Please identify every line in the listing below that contains the word "Registry", matching its case exactly, and copy each of those lines.

+---+

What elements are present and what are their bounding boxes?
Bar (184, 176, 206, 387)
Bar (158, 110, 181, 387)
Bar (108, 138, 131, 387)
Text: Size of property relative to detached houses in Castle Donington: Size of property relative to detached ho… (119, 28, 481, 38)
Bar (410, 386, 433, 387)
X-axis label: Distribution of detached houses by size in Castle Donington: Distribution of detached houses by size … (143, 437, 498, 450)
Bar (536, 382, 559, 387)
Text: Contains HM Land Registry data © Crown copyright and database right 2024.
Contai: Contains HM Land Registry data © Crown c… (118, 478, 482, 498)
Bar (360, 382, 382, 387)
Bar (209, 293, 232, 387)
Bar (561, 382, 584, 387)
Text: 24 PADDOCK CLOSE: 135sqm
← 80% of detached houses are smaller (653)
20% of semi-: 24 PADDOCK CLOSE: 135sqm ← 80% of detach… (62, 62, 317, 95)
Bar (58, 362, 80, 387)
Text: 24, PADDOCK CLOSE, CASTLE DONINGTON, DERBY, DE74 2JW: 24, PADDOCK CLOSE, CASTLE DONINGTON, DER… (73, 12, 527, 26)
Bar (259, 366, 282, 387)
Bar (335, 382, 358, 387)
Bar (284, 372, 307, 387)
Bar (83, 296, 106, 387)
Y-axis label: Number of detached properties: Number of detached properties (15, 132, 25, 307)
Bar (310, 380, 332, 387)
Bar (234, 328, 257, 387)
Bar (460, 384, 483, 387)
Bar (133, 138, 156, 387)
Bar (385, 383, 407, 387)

+---+

- _The answer_
Text: Contains HM Land Registry data © Crown copyright and database right 2024.
Contai: Contains HM Land Registry data © Crown c… (118, 478, 482, 498)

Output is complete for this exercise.